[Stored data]
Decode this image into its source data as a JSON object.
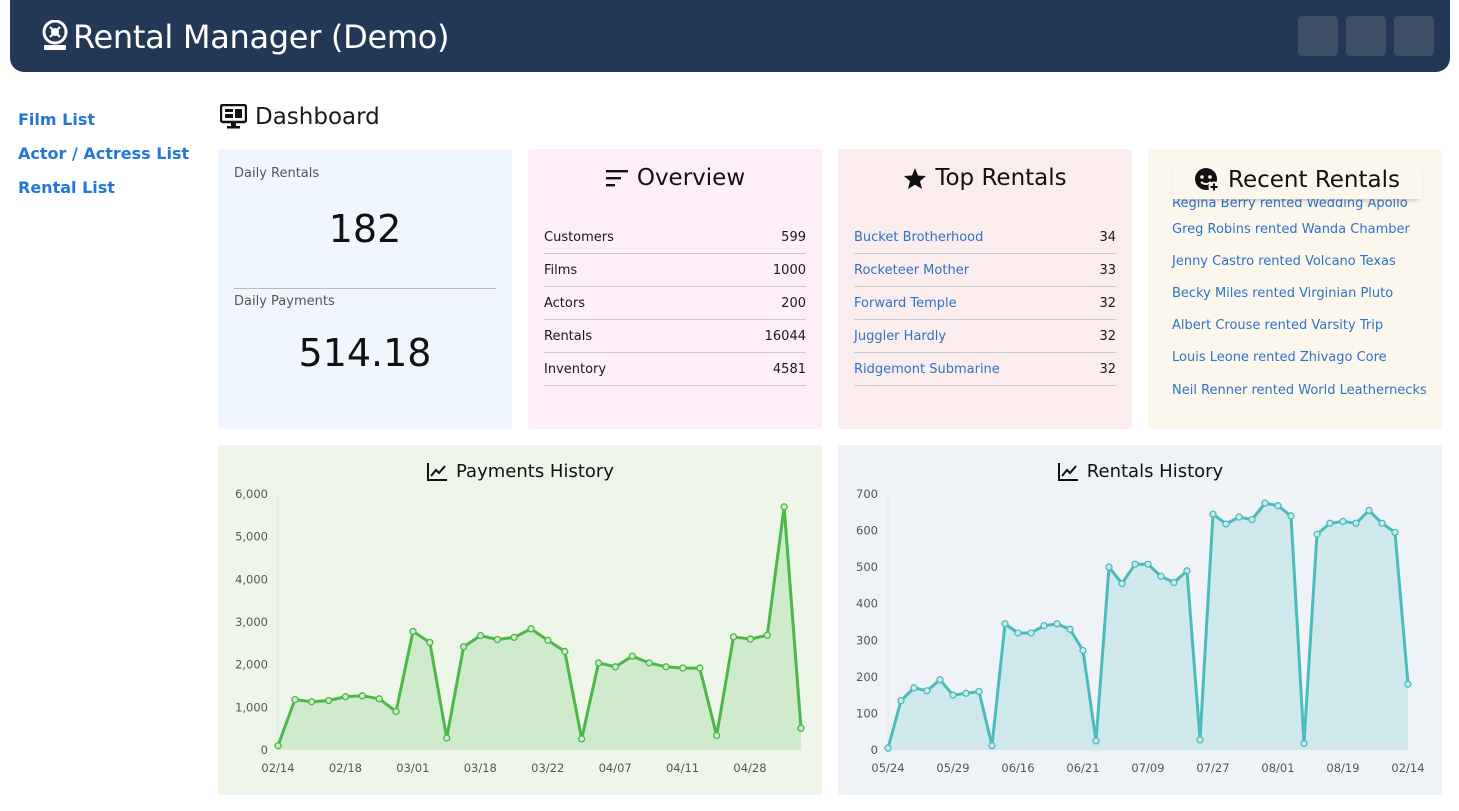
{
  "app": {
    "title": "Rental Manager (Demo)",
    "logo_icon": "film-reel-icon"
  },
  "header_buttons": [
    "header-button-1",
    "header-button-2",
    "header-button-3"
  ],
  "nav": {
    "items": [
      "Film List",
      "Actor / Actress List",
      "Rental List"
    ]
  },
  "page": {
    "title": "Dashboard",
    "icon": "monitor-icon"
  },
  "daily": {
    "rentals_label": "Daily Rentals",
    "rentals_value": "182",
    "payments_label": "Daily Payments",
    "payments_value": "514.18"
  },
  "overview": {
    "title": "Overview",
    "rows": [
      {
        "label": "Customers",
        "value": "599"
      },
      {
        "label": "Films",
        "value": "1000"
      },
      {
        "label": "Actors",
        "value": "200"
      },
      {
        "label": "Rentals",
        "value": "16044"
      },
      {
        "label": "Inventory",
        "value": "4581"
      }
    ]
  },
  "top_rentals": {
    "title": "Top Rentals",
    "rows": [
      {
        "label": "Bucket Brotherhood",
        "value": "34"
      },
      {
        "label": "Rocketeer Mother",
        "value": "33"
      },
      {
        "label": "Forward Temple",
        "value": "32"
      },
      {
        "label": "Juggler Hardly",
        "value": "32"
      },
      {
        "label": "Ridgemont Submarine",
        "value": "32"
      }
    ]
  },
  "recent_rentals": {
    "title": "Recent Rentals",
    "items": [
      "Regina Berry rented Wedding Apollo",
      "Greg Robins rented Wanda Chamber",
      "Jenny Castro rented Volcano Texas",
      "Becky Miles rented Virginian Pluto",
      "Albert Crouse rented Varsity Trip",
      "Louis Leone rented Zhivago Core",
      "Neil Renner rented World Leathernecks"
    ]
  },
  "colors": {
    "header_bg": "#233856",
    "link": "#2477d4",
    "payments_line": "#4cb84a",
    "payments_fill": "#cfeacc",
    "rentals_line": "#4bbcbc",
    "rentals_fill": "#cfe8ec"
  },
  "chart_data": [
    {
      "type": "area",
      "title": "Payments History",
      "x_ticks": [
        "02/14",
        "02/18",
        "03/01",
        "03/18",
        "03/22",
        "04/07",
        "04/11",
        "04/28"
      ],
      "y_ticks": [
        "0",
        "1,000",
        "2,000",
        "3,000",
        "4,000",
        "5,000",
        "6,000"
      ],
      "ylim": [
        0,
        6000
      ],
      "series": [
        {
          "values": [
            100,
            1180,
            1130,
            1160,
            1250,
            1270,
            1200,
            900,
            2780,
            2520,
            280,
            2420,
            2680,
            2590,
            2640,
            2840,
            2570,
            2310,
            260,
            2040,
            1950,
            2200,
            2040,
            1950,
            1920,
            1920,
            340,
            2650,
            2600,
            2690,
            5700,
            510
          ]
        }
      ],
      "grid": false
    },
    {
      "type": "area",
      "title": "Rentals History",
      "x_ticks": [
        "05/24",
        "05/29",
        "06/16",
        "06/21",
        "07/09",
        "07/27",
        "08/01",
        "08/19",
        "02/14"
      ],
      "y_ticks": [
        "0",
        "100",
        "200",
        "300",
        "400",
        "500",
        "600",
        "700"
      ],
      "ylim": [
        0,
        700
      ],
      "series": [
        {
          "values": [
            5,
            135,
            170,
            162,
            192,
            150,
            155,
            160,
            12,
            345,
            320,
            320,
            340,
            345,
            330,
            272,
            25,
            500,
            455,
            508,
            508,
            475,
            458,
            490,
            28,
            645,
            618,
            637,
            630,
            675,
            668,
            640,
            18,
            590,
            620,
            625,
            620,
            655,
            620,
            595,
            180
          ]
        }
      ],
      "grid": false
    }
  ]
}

TASK DETAILS: Without the pictures, reproduce every line of the records above exactly.

FINAL ANSWER:
Decode this image into its source data as a JSON object.
{
  "app": {
    "title": "Rental Manager (Demo)",
    "logo_icon": "film-reel-icon"
  },
  "header_buttons": [
    "header-button-1",
    "header-button-2",
    "header-button-3"
  ],
  "nav": {
    "items": [
      "Film List",
      "Actor / Actress List",
      "Rental List"
    ]
  },
  "page": {
    "title": "Dashboard",
    "icon": "monitor-icon"
  },
  "daily": {
    "rentals_label": "Daily Rentals",
    "rentals_value": "182",
    "payments_label": "Daily Payments",
    "payments_value": "514.18"
  },
  "overview": {
    "title": "Overview",
    "rows": [
      {
        "label": "Customers",
        "value": "599"
      },
      {
        "label": "Films",
        "value": "1000"
      },
      {
        "label": "Actors",
        "value": "200"
      },
      {
        "label": "Rentals",
        "value": "16044"
      },
      {
        "label": "Inventory",
        "value": "4581"
      }
    ]
  },
  "top_rentals": {
    "title": "Top Rentals",
    "rows": [
      {
        "label": "Bucket Brotherhood",
        "value": "34"
      },
      {
        "label": "Rocketeer Mother",
        "value": "33"
      },
      {
        "label": "Forward Temple",
        "value": "32"
      },
      {
        "label": "Juggler Hardly",
        "value": "32"
      },
      {
        "label": "Ridgemont Submarine",
        "value": "32"
      }
    ]
  },
  "recent_rentals": {
    "title": "Recent Rentals",
    "items": [
      "Regina Berry rented Wedding Apollo",
      "Greg Robins rented Wanda Chamber",
      "Jenny Castro rented Volcano Texas",
      "Becky Miles rented Virginian Pluto",
      "Albert Crouse rented Varsity Trip",
      "Louis Leone rented Zhivago Core",
      "Neil Renner rented World Leathernecks"
    ]
  },
  "colors": {
    "header_bg": "#233856",
    "link": "#2477d4",
    "payments_line": "#4cb84a",
    "payments_fill": "#cfeacc",
    "rentals_line": "#4bbcbc",
    "rentals_fill": "#cfe8ec"
  },
  "chart_data": [
    {
      "type": "area",
      "title": "Payments History",
      "x_ticks": [
        "02/14",
        "02/18",
        "03/01",
        "03/18",
        "03/22",
        "04/07",
        "04/11",
        "04/28"
      ],
      "y_ticks": [
        "0",
        "1,000",
        "2,000",
        "3,000",
        "4,000",
        "5,000",
        "6,000"
      ],
      "ylim": [
        0,
        6000
      ],
      "series": [
        {
          "values": [
            100,
            1180,
            1130,
            1160,
            1250,
            1270,
            1200,
            900,
            2780,
            2520,
            280,
            2420,
            2680,
            2590,
            2640,
            2840,
            2570,
            2310,
            260,
            2040,
            1950,
            2200,
            2040,
            1950,
            1920,
            1920,
            340,
            2650,
            2600,
            2690,
            5700,
            510
          ]
        }
      ],
      "grid": false
    },
    {
      "type": "area",
      "title": "Rentals History",
      "x_ticks": [
        "05/24",
        "05/29",
        "06/16",
        "06/21",
        "07/09",
        "07/27",
        "08/01",
        "08/19",
        "02/14"
      ],
      "y_ticks": [
        "0",
        "100",
        "200",
        "300",
        "400",
        "500",
        "600",
        "700"
      ],
      "ylim": [
        0,
        700
      ],
      "series": [
        {
          "values": [
            5,
            135,
            170,
            162,
            192,
            150,
            155,
            160,
            12,
            345,
            320,
            320,
            340,
            345,
            330,
            272,
            25,
            500,
            455,
            508,
            508,
            475,
            458,
            490,
            28,
            645,
            618,
            637,
            630,
            675,
            668,
            640,
            18,
            590,
            620,
            625,
            620,
            655,
            620,
            595,
            180
          ]
        }
      ],
      "grid": false
    }
  ]
}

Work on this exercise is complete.